* [Excerpted data]
++++++++
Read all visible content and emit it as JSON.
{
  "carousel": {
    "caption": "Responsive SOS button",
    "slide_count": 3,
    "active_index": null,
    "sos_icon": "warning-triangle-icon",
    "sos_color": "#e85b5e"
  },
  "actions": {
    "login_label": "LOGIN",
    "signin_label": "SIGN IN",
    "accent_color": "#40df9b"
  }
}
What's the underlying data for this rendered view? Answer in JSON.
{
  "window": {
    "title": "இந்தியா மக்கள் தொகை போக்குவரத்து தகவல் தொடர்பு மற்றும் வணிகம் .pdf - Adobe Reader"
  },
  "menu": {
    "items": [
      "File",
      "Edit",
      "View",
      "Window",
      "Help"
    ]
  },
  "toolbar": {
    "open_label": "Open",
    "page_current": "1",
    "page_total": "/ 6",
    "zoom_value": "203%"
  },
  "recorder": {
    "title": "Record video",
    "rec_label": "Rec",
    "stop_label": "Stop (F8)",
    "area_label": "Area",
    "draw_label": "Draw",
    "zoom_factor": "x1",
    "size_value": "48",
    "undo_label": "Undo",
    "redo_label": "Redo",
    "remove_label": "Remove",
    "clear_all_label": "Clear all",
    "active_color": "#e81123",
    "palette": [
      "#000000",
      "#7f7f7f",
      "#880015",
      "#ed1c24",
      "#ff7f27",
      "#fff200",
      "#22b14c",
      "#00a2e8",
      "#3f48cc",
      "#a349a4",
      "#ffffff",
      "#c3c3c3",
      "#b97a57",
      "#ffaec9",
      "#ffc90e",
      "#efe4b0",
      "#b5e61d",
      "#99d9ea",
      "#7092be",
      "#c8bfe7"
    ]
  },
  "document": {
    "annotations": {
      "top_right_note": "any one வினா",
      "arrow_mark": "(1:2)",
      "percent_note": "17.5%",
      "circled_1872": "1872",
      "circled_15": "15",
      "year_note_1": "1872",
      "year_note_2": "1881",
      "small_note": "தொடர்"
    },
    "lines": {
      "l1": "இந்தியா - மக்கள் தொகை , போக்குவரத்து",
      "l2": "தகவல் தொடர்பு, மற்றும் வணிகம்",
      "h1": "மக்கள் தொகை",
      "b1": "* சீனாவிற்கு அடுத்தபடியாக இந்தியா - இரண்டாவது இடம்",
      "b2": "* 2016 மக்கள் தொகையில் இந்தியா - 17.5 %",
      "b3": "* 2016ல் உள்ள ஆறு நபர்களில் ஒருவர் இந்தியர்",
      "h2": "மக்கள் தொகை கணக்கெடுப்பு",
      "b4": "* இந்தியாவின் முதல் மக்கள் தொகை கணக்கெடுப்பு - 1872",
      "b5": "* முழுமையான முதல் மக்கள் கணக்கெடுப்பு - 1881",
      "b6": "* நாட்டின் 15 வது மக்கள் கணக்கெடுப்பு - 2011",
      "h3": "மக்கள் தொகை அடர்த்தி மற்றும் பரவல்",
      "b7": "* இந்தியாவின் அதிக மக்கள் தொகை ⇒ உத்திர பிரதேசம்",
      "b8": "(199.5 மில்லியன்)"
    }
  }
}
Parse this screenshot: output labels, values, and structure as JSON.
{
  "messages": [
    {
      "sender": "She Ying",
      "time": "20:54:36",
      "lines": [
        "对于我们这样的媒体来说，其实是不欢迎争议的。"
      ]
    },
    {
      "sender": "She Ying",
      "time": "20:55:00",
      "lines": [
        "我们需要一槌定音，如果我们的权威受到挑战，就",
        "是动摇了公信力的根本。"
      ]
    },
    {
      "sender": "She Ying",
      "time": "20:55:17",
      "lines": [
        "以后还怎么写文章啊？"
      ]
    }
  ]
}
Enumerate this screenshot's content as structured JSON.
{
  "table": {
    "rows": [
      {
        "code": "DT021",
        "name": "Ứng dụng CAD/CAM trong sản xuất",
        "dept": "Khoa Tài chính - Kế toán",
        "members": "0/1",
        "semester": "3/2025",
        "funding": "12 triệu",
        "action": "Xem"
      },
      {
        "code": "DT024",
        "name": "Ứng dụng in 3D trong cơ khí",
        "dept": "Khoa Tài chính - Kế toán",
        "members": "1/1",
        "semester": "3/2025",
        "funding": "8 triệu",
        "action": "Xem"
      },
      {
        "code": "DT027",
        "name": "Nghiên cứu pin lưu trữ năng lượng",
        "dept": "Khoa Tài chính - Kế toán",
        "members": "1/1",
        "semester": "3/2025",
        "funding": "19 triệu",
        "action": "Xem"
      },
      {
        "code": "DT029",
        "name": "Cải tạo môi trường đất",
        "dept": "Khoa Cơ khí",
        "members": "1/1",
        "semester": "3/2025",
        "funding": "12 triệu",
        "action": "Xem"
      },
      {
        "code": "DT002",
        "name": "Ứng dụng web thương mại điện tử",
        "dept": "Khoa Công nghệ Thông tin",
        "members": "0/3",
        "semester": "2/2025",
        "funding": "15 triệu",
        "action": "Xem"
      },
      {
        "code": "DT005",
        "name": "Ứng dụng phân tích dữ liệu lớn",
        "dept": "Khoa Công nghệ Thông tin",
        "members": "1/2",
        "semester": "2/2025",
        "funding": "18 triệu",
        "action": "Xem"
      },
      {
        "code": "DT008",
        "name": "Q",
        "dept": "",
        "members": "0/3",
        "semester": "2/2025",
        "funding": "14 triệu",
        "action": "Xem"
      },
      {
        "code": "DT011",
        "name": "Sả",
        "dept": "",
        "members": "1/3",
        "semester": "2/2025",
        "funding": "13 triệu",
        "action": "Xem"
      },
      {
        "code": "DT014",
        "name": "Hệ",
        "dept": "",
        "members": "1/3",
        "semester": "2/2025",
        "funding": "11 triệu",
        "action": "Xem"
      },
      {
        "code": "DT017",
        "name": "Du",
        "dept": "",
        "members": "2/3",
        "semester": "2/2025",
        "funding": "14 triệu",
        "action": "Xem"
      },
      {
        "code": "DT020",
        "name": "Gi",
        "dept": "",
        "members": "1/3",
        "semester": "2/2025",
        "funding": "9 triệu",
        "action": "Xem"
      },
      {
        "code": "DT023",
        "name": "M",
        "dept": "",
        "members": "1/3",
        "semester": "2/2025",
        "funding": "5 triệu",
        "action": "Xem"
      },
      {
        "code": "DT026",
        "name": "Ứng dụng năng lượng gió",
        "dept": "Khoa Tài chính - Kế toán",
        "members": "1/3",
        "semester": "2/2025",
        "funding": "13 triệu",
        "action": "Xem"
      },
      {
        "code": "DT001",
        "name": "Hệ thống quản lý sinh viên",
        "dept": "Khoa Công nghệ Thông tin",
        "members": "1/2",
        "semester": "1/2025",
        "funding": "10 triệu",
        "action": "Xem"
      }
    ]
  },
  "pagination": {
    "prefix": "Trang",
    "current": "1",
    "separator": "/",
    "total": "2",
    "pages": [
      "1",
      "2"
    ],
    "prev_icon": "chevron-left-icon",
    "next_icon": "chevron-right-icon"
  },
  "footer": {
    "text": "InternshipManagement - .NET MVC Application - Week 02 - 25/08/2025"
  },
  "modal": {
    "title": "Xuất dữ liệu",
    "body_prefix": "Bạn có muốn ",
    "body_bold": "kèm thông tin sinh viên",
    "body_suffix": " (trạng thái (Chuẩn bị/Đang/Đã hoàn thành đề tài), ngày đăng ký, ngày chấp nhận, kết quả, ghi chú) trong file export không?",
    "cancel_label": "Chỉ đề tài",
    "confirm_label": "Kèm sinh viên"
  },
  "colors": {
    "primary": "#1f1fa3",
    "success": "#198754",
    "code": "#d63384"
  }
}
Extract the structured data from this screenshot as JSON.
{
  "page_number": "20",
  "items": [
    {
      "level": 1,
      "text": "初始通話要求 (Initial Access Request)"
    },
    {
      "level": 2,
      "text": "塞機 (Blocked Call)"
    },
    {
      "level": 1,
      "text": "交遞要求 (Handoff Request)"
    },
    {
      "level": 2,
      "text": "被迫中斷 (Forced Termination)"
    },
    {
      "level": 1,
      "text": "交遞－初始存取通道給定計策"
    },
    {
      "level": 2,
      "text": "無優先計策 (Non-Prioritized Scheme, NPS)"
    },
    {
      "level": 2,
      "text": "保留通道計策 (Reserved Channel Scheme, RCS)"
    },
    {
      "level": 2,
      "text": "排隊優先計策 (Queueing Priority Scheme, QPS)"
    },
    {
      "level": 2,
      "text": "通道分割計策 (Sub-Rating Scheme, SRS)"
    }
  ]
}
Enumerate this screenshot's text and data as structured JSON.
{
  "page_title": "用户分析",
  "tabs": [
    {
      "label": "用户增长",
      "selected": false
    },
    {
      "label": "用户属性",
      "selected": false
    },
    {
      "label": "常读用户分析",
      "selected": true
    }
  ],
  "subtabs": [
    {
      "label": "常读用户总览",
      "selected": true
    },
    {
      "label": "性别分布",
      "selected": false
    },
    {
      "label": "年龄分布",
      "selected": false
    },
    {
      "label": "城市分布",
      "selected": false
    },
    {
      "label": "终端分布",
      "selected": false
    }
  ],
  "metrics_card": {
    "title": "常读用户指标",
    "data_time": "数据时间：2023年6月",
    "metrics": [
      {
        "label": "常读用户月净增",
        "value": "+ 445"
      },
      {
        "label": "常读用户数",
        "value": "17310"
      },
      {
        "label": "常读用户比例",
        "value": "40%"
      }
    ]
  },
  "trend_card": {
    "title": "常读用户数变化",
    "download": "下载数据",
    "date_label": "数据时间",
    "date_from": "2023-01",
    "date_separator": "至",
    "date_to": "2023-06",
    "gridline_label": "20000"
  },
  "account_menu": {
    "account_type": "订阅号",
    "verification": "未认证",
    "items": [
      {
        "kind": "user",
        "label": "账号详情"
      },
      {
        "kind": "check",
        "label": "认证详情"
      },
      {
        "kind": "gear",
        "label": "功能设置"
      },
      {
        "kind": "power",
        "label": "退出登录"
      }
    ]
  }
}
++++++++
* [Exercise task] Gather each line of the records holding the string "JSON".

* [Result for this task]
Read all visible content and emit it as JSON.
What's the underlying data for this rendered view? Answer in JSON.
Parse this screenshot: output labels, values, and structure as JSON.
Enumerate this screenshot's content as structured JSON.
Extract the structured data from this screenshot as JSON.
Enumerate this screenshot's text and data as structured JSON.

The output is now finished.